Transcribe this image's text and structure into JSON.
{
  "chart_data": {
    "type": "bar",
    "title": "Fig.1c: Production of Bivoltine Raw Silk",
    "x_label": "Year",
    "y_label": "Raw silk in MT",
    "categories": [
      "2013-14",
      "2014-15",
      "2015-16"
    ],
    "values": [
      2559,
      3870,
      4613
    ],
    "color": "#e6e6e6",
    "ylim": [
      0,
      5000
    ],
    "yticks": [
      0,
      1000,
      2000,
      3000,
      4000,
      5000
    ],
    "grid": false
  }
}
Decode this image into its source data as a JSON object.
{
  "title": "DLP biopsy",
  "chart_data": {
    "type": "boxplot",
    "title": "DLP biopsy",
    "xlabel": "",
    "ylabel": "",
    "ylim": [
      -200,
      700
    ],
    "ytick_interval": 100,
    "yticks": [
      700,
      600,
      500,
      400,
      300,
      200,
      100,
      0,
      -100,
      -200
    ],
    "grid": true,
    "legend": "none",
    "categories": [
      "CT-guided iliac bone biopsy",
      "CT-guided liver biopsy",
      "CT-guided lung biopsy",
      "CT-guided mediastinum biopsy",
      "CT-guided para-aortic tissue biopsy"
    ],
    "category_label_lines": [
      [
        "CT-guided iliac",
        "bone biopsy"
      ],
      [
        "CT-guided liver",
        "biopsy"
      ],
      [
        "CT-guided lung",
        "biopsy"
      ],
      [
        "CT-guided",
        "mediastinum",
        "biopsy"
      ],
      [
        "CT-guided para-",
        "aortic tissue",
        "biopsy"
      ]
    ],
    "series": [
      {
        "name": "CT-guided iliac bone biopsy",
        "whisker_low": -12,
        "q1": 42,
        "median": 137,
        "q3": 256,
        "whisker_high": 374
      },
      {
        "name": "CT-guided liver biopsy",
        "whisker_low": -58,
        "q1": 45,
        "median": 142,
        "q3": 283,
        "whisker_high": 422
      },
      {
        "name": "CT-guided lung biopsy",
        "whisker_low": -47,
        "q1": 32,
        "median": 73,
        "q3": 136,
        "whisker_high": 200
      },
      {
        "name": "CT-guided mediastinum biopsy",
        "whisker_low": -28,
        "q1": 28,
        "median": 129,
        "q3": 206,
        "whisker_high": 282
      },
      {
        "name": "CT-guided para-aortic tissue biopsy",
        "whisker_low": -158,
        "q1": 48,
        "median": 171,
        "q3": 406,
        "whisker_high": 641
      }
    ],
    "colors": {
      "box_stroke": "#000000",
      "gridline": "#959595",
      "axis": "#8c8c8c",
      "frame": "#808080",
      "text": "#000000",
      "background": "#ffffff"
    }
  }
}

____________________

**TASK OBJECTIVE**
Which lines hold the word "tissue"? Copy each of them from the records.

**THE ANSWER**
      "CT-guided para-aortic tissue biopsy"
        "aortic tissue",
        "name": "CT-guided para-aortic tissue biopsy",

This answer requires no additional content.